= WHAT YOU HAVE TO DO =
Look through the material below. Copy every line with the string "growth" in it.

= DATA SHOWN =
((

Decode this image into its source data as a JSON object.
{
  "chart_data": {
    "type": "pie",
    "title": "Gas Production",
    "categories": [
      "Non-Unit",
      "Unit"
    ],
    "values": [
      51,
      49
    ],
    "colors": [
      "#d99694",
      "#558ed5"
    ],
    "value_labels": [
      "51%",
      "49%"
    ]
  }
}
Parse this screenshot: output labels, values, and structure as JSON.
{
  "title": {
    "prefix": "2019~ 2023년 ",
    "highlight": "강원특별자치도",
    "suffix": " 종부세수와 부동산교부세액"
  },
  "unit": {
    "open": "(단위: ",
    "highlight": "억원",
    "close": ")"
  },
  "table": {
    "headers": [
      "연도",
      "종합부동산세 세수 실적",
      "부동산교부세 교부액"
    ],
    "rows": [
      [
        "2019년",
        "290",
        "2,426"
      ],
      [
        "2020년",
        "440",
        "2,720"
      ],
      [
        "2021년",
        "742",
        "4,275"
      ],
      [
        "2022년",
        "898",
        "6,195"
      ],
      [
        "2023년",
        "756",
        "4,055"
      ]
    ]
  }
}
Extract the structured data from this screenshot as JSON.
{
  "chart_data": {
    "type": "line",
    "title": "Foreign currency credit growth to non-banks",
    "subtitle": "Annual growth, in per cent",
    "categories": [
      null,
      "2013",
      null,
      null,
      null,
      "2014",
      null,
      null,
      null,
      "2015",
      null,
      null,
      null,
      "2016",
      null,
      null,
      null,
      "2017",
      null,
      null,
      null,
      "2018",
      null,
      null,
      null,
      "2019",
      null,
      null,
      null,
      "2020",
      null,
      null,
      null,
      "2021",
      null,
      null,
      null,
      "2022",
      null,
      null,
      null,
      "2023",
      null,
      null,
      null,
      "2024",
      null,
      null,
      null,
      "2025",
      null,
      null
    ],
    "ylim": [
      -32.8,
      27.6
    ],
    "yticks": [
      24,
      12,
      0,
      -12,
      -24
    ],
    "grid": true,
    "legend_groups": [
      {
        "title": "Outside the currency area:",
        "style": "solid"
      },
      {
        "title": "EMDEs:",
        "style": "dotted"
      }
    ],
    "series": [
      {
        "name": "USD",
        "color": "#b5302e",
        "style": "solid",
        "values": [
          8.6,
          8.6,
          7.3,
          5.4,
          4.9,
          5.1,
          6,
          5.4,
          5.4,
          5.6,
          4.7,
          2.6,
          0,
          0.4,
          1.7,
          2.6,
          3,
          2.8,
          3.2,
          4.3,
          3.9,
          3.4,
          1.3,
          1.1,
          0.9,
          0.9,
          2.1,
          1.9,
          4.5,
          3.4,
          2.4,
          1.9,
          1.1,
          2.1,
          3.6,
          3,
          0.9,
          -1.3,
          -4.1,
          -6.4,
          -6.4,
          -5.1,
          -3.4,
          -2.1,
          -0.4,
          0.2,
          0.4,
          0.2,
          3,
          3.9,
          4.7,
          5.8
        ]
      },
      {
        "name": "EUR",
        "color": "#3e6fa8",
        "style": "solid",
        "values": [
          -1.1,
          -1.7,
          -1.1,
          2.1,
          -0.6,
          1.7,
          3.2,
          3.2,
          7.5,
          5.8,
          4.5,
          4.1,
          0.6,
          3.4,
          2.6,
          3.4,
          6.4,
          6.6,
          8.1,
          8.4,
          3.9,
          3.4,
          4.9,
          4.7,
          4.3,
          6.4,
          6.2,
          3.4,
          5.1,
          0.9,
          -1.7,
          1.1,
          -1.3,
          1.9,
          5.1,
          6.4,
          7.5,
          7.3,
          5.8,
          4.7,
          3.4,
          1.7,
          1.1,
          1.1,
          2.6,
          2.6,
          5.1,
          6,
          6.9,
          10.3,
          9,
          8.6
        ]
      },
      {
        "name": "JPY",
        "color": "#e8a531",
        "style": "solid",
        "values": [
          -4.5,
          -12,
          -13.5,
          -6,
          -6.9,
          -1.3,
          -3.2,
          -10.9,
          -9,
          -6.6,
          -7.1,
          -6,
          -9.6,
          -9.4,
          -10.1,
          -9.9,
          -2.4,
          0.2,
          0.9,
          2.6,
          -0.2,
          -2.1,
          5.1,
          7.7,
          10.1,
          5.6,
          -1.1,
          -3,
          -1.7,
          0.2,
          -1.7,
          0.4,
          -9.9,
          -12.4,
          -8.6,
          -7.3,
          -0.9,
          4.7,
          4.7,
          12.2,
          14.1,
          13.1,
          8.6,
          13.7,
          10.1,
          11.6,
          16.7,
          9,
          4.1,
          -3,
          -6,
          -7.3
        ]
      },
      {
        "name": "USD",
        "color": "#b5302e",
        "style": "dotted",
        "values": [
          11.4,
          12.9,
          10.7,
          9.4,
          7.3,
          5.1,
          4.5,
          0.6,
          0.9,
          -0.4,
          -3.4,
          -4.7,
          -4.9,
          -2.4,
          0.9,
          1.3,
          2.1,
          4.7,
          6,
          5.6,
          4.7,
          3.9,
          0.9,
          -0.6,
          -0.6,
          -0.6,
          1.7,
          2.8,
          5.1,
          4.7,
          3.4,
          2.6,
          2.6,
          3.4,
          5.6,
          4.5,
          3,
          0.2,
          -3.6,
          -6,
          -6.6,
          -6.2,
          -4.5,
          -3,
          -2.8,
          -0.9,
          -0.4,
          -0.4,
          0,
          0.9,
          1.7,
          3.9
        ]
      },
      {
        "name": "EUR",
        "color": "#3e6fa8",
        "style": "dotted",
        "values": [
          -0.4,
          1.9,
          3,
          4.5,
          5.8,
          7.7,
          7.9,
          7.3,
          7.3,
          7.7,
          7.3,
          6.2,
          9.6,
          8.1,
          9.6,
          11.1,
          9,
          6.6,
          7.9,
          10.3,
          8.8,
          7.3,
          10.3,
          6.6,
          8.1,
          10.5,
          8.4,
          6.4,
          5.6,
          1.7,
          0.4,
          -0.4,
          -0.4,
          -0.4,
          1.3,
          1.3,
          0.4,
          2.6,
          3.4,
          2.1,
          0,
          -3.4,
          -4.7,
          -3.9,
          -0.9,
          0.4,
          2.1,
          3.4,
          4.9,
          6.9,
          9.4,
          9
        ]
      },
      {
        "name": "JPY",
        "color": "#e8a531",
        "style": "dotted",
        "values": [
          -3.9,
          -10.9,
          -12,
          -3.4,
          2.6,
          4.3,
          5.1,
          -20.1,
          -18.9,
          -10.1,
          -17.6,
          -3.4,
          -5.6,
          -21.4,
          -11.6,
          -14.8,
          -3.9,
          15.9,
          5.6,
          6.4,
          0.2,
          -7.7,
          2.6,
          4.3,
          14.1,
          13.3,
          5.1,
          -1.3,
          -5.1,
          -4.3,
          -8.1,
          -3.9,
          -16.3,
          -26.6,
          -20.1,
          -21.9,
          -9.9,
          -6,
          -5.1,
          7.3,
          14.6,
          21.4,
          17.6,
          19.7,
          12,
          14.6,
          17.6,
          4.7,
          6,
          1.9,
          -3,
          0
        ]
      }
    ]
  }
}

))

= PROBLEM SOLUTION =
    "title": "Foreign currency credit growth to non-banks",
    "subtitle": "Annual growth, in per cent",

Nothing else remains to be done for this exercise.